▶ _Verilen metin_
⟨
10 Haziran 2020 Çarşamba

Ayasofya Üzerinden Mağduriyet Kasmak

Ayasofya konusunda yine oyun oynanıyor.

            Erdoğan geçen yıl Ayasofya'yı gündeme getirenleri "önce yanındaki Sultanahmet Camii'ni doldurun dedi. "Ayasofya'nın açılmasını isteyen "namussuzlar" var" diyerek hepimizi namussuz da ilan etti.

            Geçtiğimiz haftadan beri Ayasofya'nın açılacağını ima eden açıklamalar yapıyor. En son Danıştay'ın kararını beklediklerini söyledi.

İyi Parti dün TBMM'ye "Ayasofya'nın ibadete açılması" için araştırma önergesi verdi. Önerge'ye AKP "ret" oyu verirken MHP ve HDP çekimser oy kullandı. İyi Parti'nin Ayasofya önergesi reddedildi. AKP nin ret oyu kadar "Hdp ile aynı doğrultuda oy kullanmayız" diyen MHP'nin çekimser oyu vererek HDP ile aynı doğrultuda oy kullanmasıydı ilginç olan.

            AKP ret oyu verme gerekçesi olarak "Danıştay Kararı"mı beklediklerini ve açılmış bir dava olduğunu ileri sürdü.

             

             Danıştay’daki bu dava neyin nesidir sorusu geldi haliyle akıllara.

 

AKP'nin sonucunu beklediği bu dava kendi açtığı bir dava değil. Yani 3.bir kişinin açmış olduğu davanın sonucunu bekliyor AKP yönetimi.

Davayı bugün 75 yaşında Bursalı emekli bir öğretmenin başkanlığını yaptığı Sürekli Vakıflar Tarihi Eserlere ve Çevreye Hizmet Derneği açmış. Dernek 2005 yılında Ayasofya'nın müzeye çevrilmesine ilişkin 1934 tarihli Bakanlar Kurulu kararının iptali için İdari Yargıya başvurmuş. İdare Mahkemesi görevsizlikle davayı Danıştay'a yollamış. Danıştay 10.Dairesi 2008 yılında yapılan işlemde iptali gerektirecek bir hukuka aykırılık bulunmadığı gerekçesiyle davayı reddetmiş. Karar 2012 yılında Danıştay Dava Daireleri Genel Kurulunca onanmış. Karar Düzeltme istemi de 2015 yılında reddedilmiş. Davacı bu karar üzerine Anayasa Mahkemesine bireysel başvuru yapmış. Anayasa Mahkemesi 2018 de bu başvuruyu reddetmiş ve hukuki süreç tamamlanmış.
⟩
▶ _Malzeme_
⟨
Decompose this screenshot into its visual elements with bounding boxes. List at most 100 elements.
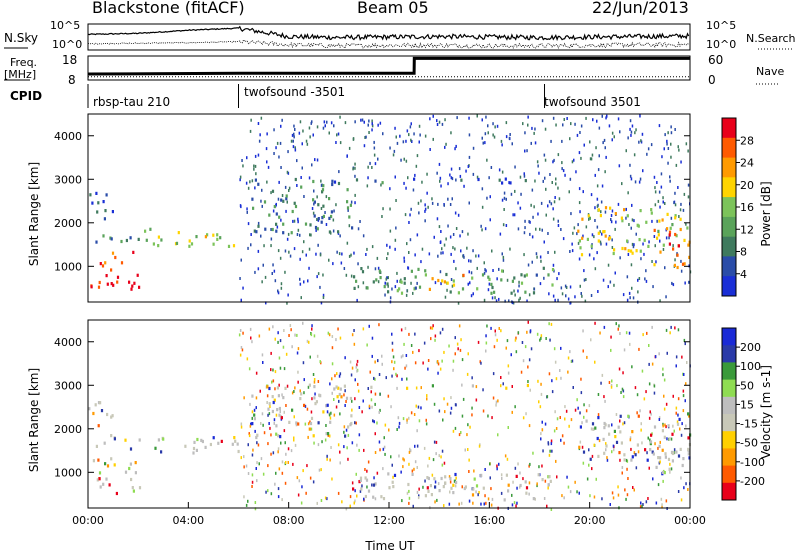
⟩
▶ _Yönergeler_
**A.** Ayasofya yazısına göre dava açan dernek, 1934 tarihli Bakanlar Kurulu kararının iptali için İdari Yargıya hangi yıl başvurmuştur?
**B.** Ayasofya yazısını son cümlesinin ardından sürdürün.

▶ _Yanıtlar aşağıda_
**A.** Dernek 2005 yılında başvurmuştur.

**B.**
Aynı dernek 2016 yılında Danıştay 10. Dairesine bir dava daha açmış. Bu kez hem Ayasofya'nın müzeye çevrilmesine ilişkin Bakanlar Kurulu kararının iptalini hem de Karardaki Atatürk'e ait imzanın sahte olup olmadığının araştırılmasını istemiş...

Dava bundan ibaret.

             Görünen o ki herşey Atatürk'ün Bakanlar Kurulu kararında bulunan imzasının "sahte" çıkmasına bağlı. Aksi takdirde Danıştay 10. Dairesi ve Dava Daireleri Genel Kurulunun görüş değiştirmesi için bir gerekçe görünmüyor.

Bu dava pek muhtemel reddedilecek.

...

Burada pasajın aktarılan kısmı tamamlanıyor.